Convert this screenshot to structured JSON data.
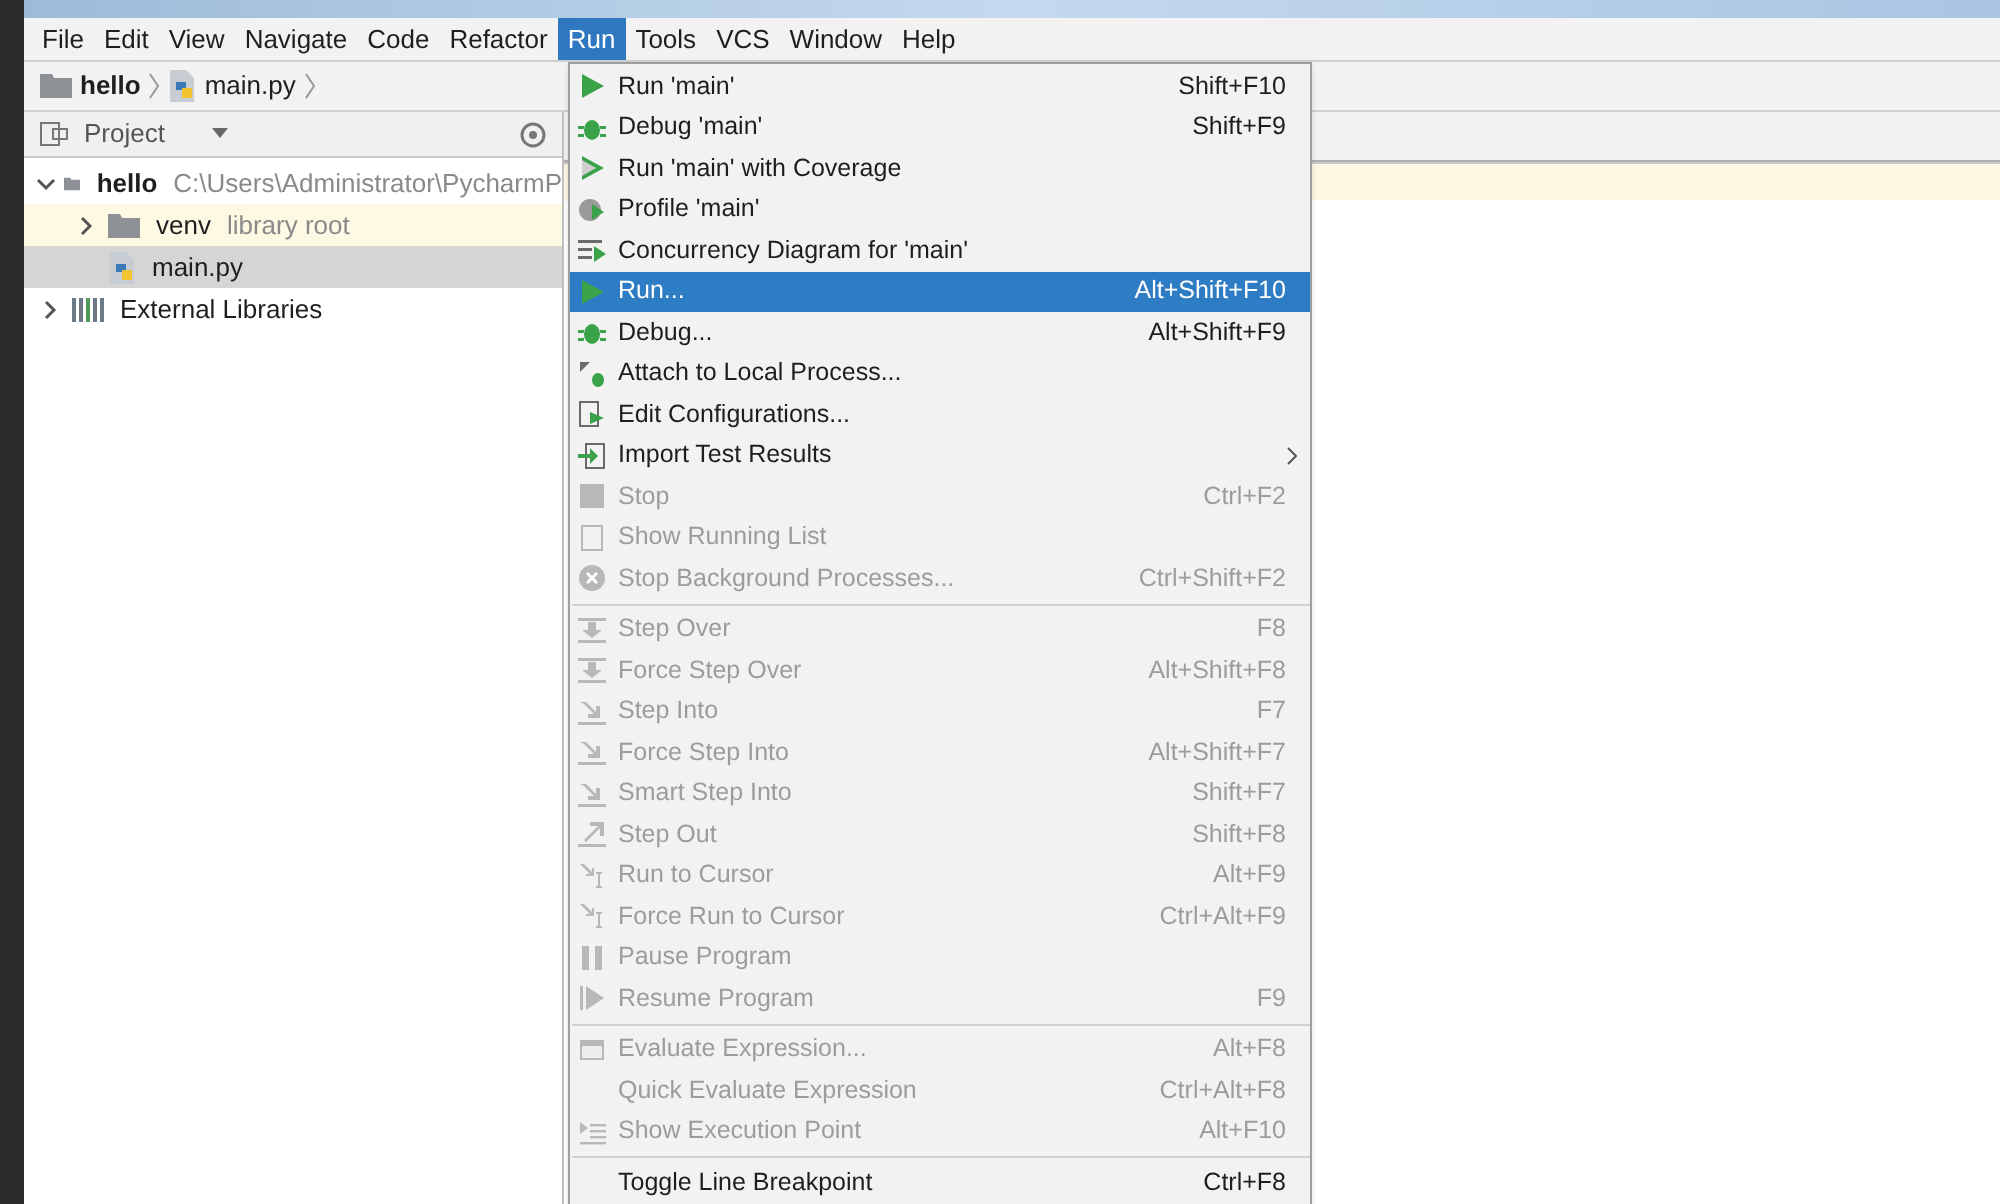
{
  "menu_bar": [
    {
      "label": "File",
      "selected": false
    },
    {
      "label": "Edit",
      "selected": false
    },
    {
      "label": "View",
      "selected": false
    },
    {
      "label": "Navigate",
      "selected": false
    },
    {
      "label": "Code",
      "selected": false
    },
    {
      "label": "Refactor",
      "selected": false
    },
    {
      "label": "Run",
      "selected": true
    },
    {
      "label": "Tools",
      "selected": false
    },
    {
      "label": "VCS",
      "selected": false
    },
    {
      "label": "Window",
      "selected": false
    },
    {
      "label": "Help",
      "selected": false
    }
  ],
  "breadcrumb": [
    {
      "label": "hello",
      "kind": "folder"
    },
    {
      "label": "main.py",
      "kind": "file"
    }
  ],
  "project_panel": {
    "title": "Project",
    "tree": [
      {
        "name": "hello",
        "hint": "C:\\Users\\Administrator\\PycharmP",
        "kind": "folder",
        "expanded": true,
        "selected": false,
        "children": [
          {
            "name": "venv",
            "hint": "library root",
            "kind": "library-folder",
            "expanded": false,
            "selected": false
          },
          {
            "name": "main.py",
            "kind": "file",
            "selected": true
          }
        ]
      },
      {
        "name": "External Libraries",
        "kind": "libraries",
        "expanded": false,
        "selected": false
      }
    ]
  },
  "run_menu": [
    {
      "kind": "item",
      "label": "Run 'main'",
      "shortcut": "Shift+F10",
      "disabled": false,
      "selected": false
    },
    {
      "kind": "item",
      "label": "Debug 'main'",
      "shortcut": "Shift+F9",
      "disabled": false,
      "selected": false
    },
    {
      "kind": "item",
      "label": "Run 'main' with Coverage",
      "disabled": false,
      "selected": false
    },
    {
      "kind": "item",
      "label": "Profile 'main'",
      "disabled": false,
      "selected": false
    },
    {
      "kind": "item",
      "label": "Concurrency Diagram for 'main'",
      "disabled": false,
      "selected": false
    },
    {
      "kind": "item",
      "label": "Run...",
      "shortcut": "Alt+Shift+F10",
      "disabled": false,
      "selected": true
    },
    {
      "kind": "item",
      "label": "Debug...",
      "shortcut": "Alt+Shift+F9",
      "disabled": false,
      "selected": false
    },
    {
      "kind": "item",
      "label": "Attach to Local Process...",
      "disabled": false,
      "selected": false
    },
    {
      "kind": "item",
      "label": "Edit Configurations...",
      "disabled": false,
      "selected": false
    },
    {
      "kind": "submenu",
      "label": "Import Test Results",
      "disabled": false,
      "selected": false
    },
    {
      "kind": "item",
      "label": "Stop",
      "shortcut": "Ctrl+F2",
      "disabled": true,
      "selected": false
    },
    {
      "kind": "item",
      "label": "Show Running List",
      "disabled": true,
      "selected": false
    },
    {
      "kind": "item",
      "label": "Stop Background Processes...",
      "shortcut": "Ctrl+Shift+F2",
      "disabled": true,
      "selected": false
    },
    {
      "kind": "separator"
    },
    {
      "kind": "item",
      "label": "Step Over",
      "shortcut": "F8",
      "disabled": true,
      "selected": false
    },
    {
      "kind": "item",
      "label": "Force Step Over",
      "shortcut": "Alt+Shift+F8",
      "disabled": true,
      "selected": false
    },
    {
      "kind": "item",
      "label": "Step Into",
      "shortcut": "F7",
      "disabled": true,
      "selected": false
    },
    {
      "kind": "item",
      "label": "Force Step Into",
      "shortcut": "Alt+Shift+F7",
      "disabled": true,
      "selected": false
    },
    {
      "kind": "item",
      "label": "Smart Step Into",
      "shortcut": "Shift+F7",
      "disabled": true,
      "selected": false
    },
    {
      "kind": "item",
      "label": "Step Out",
      "shortcut": "Shift+F8",
      "disabled": true,
      "selected": false
    },
    {
      "kind": "item",
      "label": "Run to Cursor",
      "shortcut": "Alt+F9",
      "disabled": true,
      "selected": false
    },
    {
      "kind": "item",
      "label": "Force Run to Cursor",
      "shortcut": "Ctrl+Alt+F9",
      "disabled": true,
      "selected": false
    },
    {
      "kind": "item",
      "label": "Pause Program",
      "disabled": true,
      "selected": false
    },
    {
      "kind": "item",
      "label": "Resume Program",
      "shortcut": "F9",
      "disabled": true,
      "selected": false
    },
    {
      "kind": "separator"
    },
    {
      "kind": "item",
      "label": "Evaluate Expression...",
      "shortcut": "Alt+F8",
      "disabled": true,
      "selected": false
    },
    {
      "kind": "item",
      "label": "Quick Evaluate Expression",
      "shortcut": "Ctrl+Alt+F8",
      "disabled": true,
      "selected": false
    },
    {
      "kind": "item",
      "label": "Show Execution Point",
      "shortcut": "Alt+F10",
      "disabled": true,
      "selected": false
    },
    {
      "kind": "separator"
    },
    {
      "kind": "item",
      "label": "Toggle Line Breakpoint",
      "shortcut": "Ctrl+F8",
      "disabled": false,
      "selected": false
    }
  ]
}
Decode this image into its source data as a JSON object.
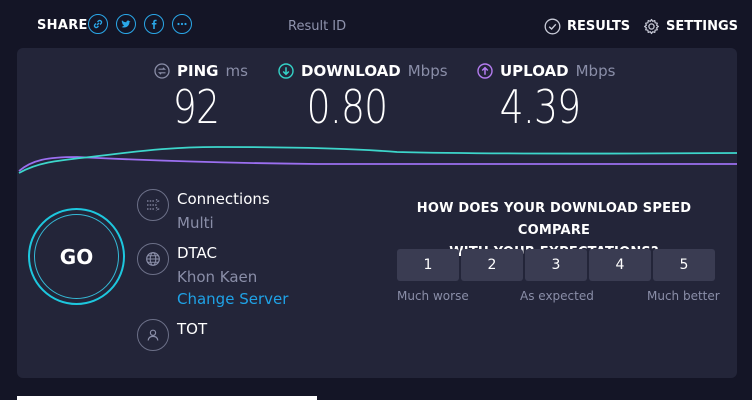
{
  "header": {
    "share_label": "SHARE",
    "result_id_label": "Result ID",
    "results_label": "RESULTS",
    "settings_label": "SETTINGS"
  },
  "metrics": {
    "ping": {
      "label": "PING",
      "unit": "ms",
      "value": "92"
    },
    "download": {
      "label": "DOWNLOAD",
      "unit": "Mbps",
      "value": "0.80"
    },
    "upload": {
      "label": "UPLOAD",
      "unit": "Mbps",
      "value": "4.39"
    }
  },
  "go_label": "GO",
  "connections": {
    "title": "Connections",
    "value": "Multi"
  },
  "server": {
    "name": "DTAC",
    "location": "Khon Kaen",
    "change_label": "Change Server"
  },
  "isp": {
    "name": "TOT"
  },
  "survey": {
    "question_line1": "HOW DOES YOUR DOWNLOAD SPEED COMPARE",
    "question_line2": "WITH YOUR EXPECTATIONS?",
    "options": [
      "1",
      "2",
      "3",
      "4",
      "5"
    ],
    "label_low": "Much worse",
    "label_mid": "As expected",
    "label_high": "Much better"
  },
  "colors": {
    "accent": "#1dc7de",
    "download_icon": "#34d3c8",
    "upload_icon": "#b47cf0",
    "upload_line": "#9b6ff0",
    "link": "#1fa2e6"
  }
}
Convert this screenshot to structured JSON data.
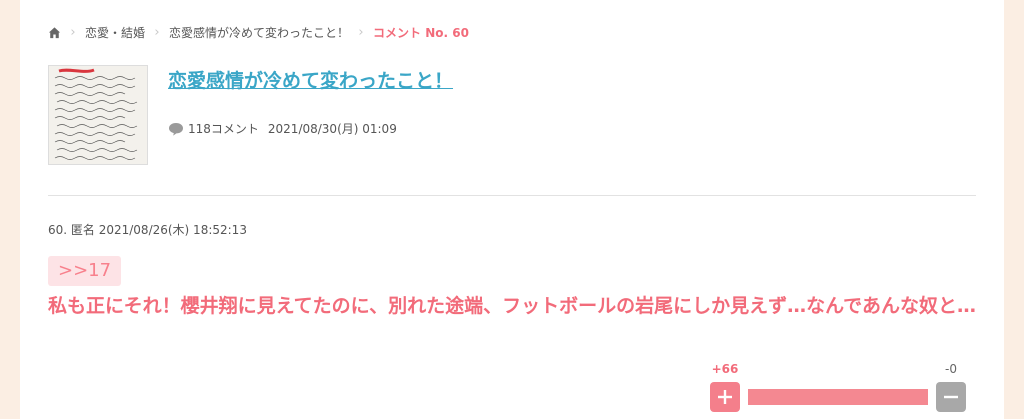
{
  "breadcrumb": {
    "home_icon": "home-icon",
    "items": [
      "恋愛・結婚",
      "恋愛感情が冷めて変わったこと！"
    ],
    "current": "コメント No. 60"
  },
  "topic": {
    "title": "恋愛感情が冷めて変わったこと！",
    "comment_count": "118コメント",
    "date": "2021/08/30(月) 01:09",
    "thumbnail": "handwritten-note-image"
  },
  "comment": {
    "header": "60. 匿名 2021/08/26(木) 18:52:13",
    "anchor": ">>17",
    "text": "私も正にそれ！櫻井翔に見えてたのに、別れた途端、フットボールの岩尾にしか見えず…なんであんな奴と…"
  },
  "vote": {
    "plus_label": "+66",
    "minus_label": "-0",
    "plus_ratio": 1.0
  },
  "colors": {
    "accent": "#f26b7a",
    "link": "#3aa6c7",
    "background": "#fbeee3"
  }
}
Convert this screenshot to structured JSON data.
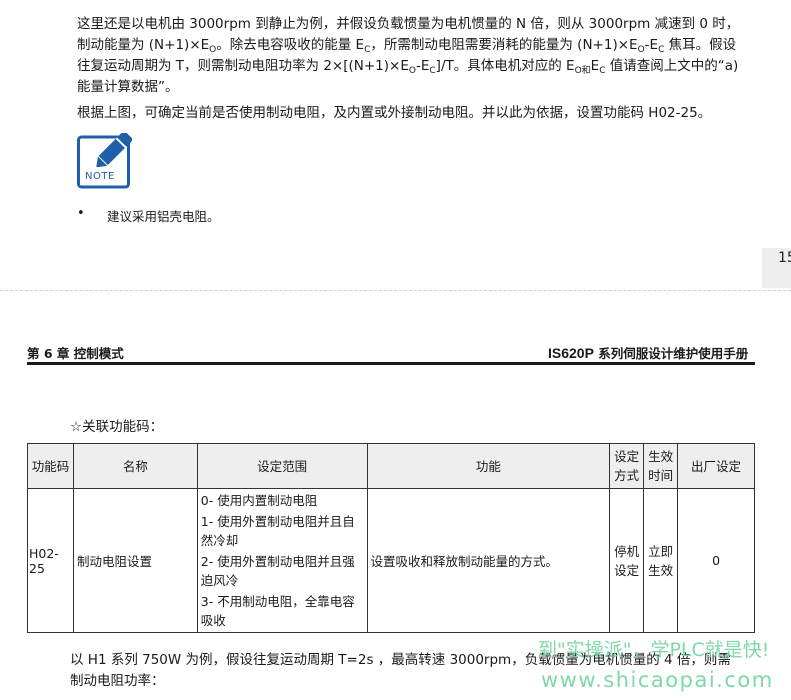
{
  "top_paragraph": {
    "line1": "这里还是以电机由 3000rpm 到静止为例，并假设负载惯量为电机惯量的 N 倍，则从 3000rpm 减速到 0 时，",
    "line2_a": "制动能量为 (N+1)×E",
    "line2_sub1": "O",
    "line2_b": "。除去电容吸收的能量 E",
    "line2_sub2": "C",
    "line2_c": "，所需制动电阻需要消耗的能量为 (N+1)×E",
    "line2_sub3": "O",
    "line2_d": "-E",
    "line2_sub4": "C",
    "line2_e": " 焦耳。假设",
    "line3_a": "往复运动周期为 T，则需制动电阻功率为 2×[(N+1)×E",
    "line3_sub1": "O",
    "line3_b": "-E",
    "line3_sub2": "C",
    "line3_c": "]/T。具体电机对应的 E",
    "line3_sub3": "O和",
    "line3_d": "E",
    "line3_sub4": "C",
    "line3_e": " 值请查阅上文中的“a)",
    "line4": "能量计算数据”。"
  },
  "paragraph2": "根据上图，可确定当前是否使用制动电阻，及内置或外接制动电阻。并以此为依据，设置功能码 H02-25。",
  "note": {
    "label": "NOTE",
    "icon": "pencil-note-icon",
    "color": "#1d5fa8"
  },
  "bullet": {
    "marker": "•",
    "text": "建议采用铝壳电阻。"
  },
  "page_number": "15",
  "header": {
    "left": "第 6 章  控制模式",
    "right_bold": "IS620P",
    "right_rest": " 系列伺服设计维护使用手册"
  },
  "related_title": "☆关联功能码：",
  "table": {
    "headers": {
      "code": "功能码",
      "name": "名称",
      "range": "设定范围",
      "function": "功能",
      "setting_line1": "设定",
      "setting_line2": "方式",
      "effective_line1": "生效",
      "effective_line2": "时间",
      "default": "出厂设定"
    },
    "row": {
      "code": "H02-25",
      "name": "制动电阻设置",
      "range": [
        "0- 使用内置制动电阻",
        "1- 使用外置制动电阻并且自然冷却",
        "2- 使用外置制动电阻并且强迫风冷",
        "3- 不用制动电阻，全靠电容吸收"
      ],
      "function": "设置吸收和释放制动能量的方式。",
      "setting_line1": "停机",
      "setting_line2": "设定",
      "effective_line1": "立即",
      "effective_line2": "生效",
      "default": "0"
    }
  },
  "bottom_paragraph": {
    "line1": "以 H1 系列 750W 为例，假设往复运动周期 T=2s ，最高转速 3000rpm，负载惯量为电机惯量的 4 倍，则需",
    "line2": "制动电阻功率："
  },
  "watermark": {
    "line1": "到\"实操派\"，学PLC就是快!",
    "line2": "www.shicaopai.com",
    "color": "#7fd8a8"
  }
}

Your instructions -> Above are entries; state the number of lines among them that contain "image", and nothing else.

Response to this task -> 2